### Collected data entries

## Begin

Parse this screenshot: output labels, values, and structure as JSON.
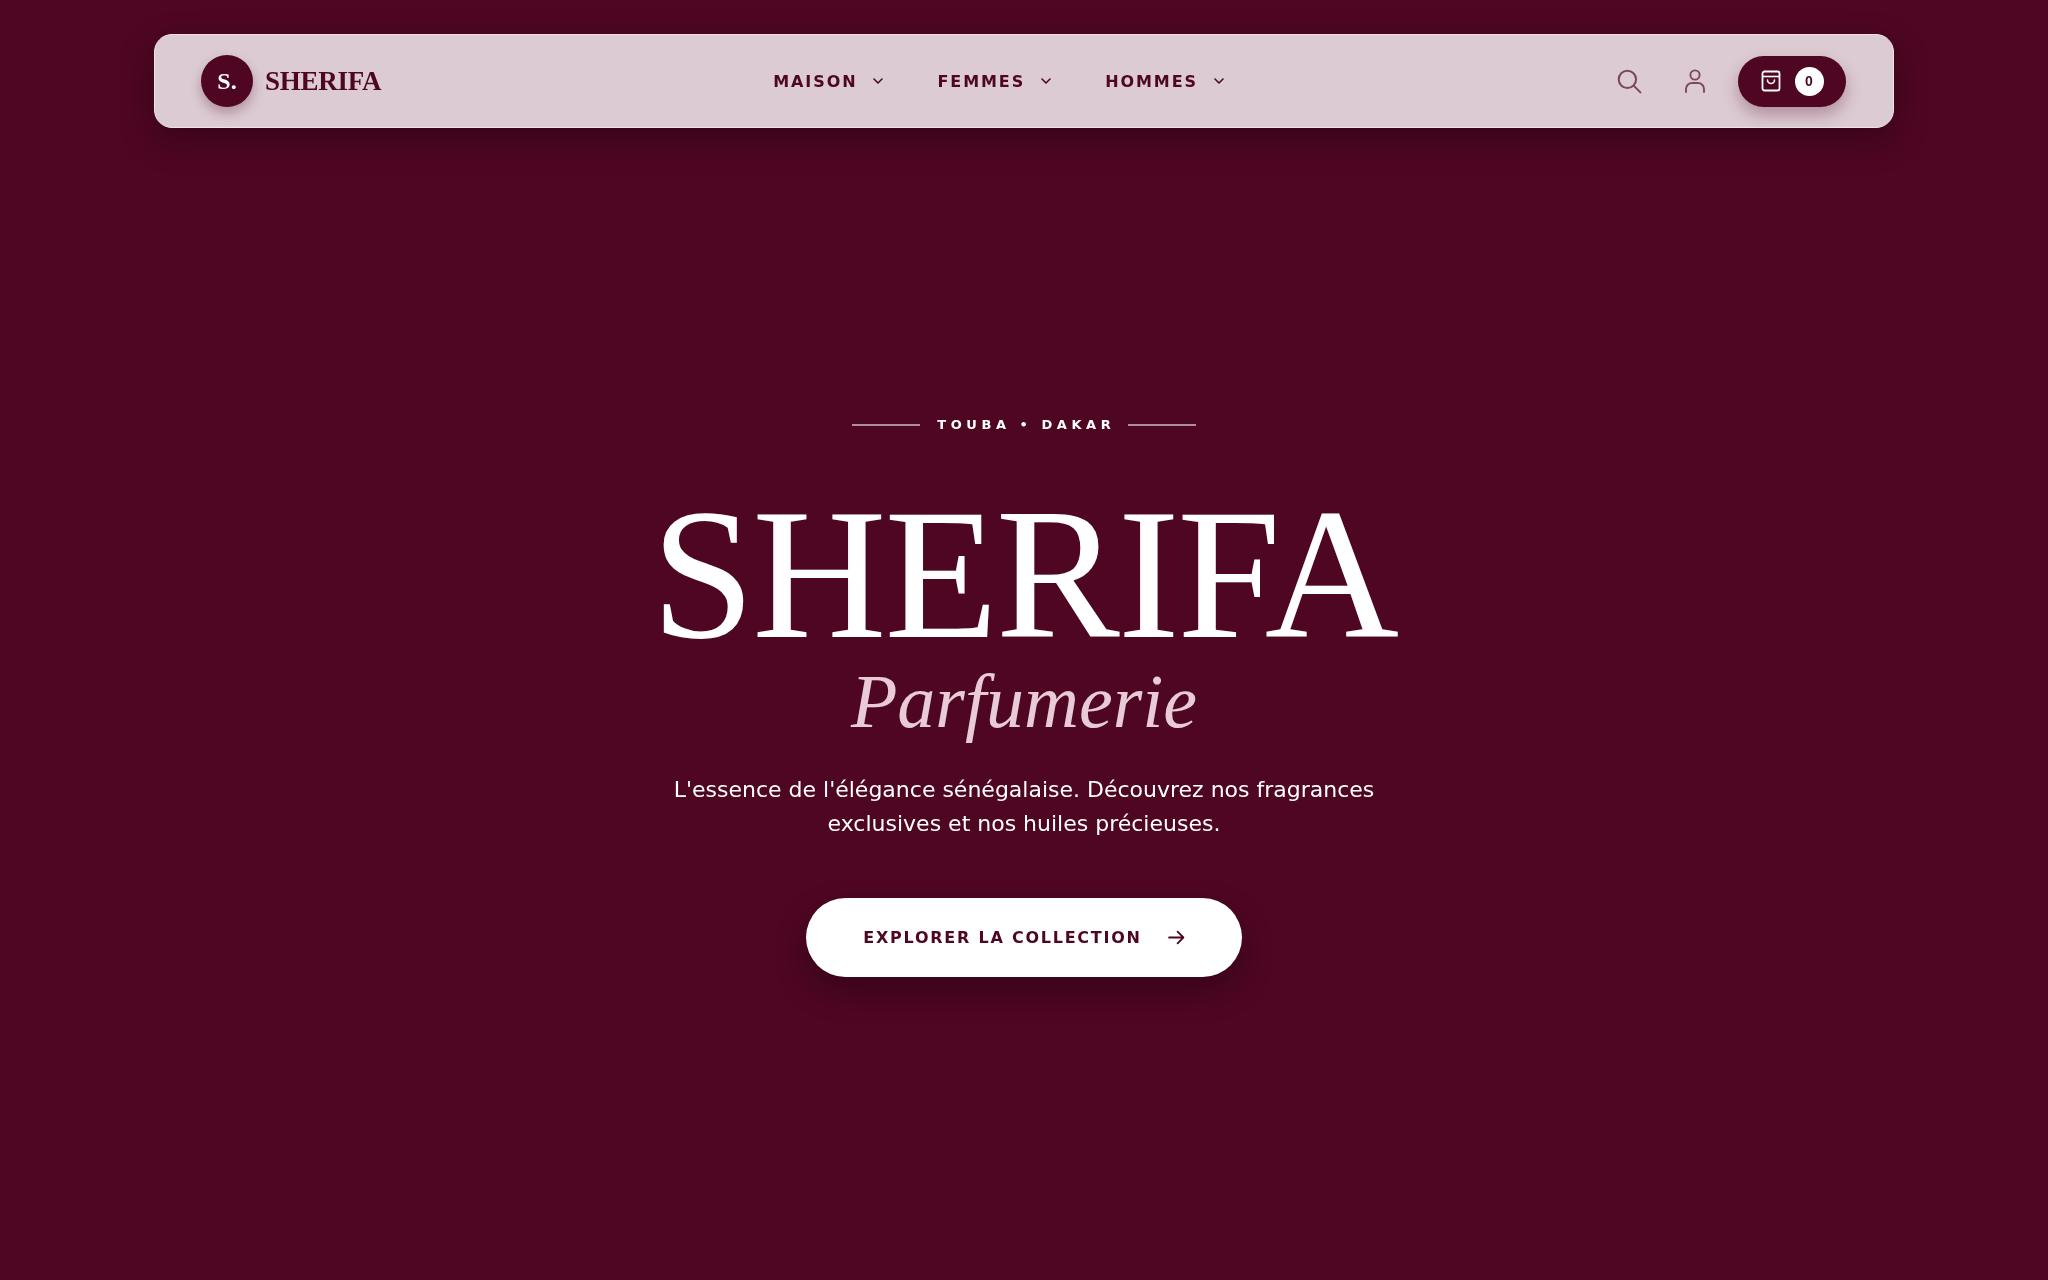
{
  "header": {
    "brand": {
      "monogram": "S.",
      "name": "SHERIFA"
    },
    "nav": [
      {
        "label": "MAISON",
        "dropdown": true
      },
      {
        "label": "FEMMES",
        "dropdown": true
      },
      {
        "label": "HOMMES",
        "dropdown": true
      }
    ],
    "cart": {
      "count": "0"
    }
  },
  "hero": {
    "eyebrow": "TOUBA • DAKAR",
    "title": "SHERIFA",
    "subtitle": "Parfumerie",
    "description": "L'essence de l'élégance sénégalaise. Découvrez nos fragrances exclusives et nos huiles précieuses.",
    "cta": "EXPLORER LA COLLECTION"
  }
}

## End

Write the records out once more, exactly as they appear, with no pictures.

### Answer
Parse this screenshot: output labels, values, and structure as JSON.
{
  "header": {
    "brand": {
      "monogram": "S.",
      "name": "SHERIFA"
    },
    "nav": [
      {
        "label": "MAISON",
        "dropdown": true
      },
      {
        "label": "FEMMES",
        "dropdown": true
      },
      {
        "label": "HOMMES",
        "dropdown": true
      }
    ],
    "cart": {
      "count": "0"
    }
  },
  "hero": {
    "eyebrow": "TOUBA • DAKAR",
    "title": "SHERIFA",
    "subtitle": "Parfumerie",
    "description": "L'essence de l'élégance sénégalaise. Découvrez nos fragrances exclusives et nos huiles précieuses.",
    "cta": "EXPLORER LA COLLECTION"
  }
}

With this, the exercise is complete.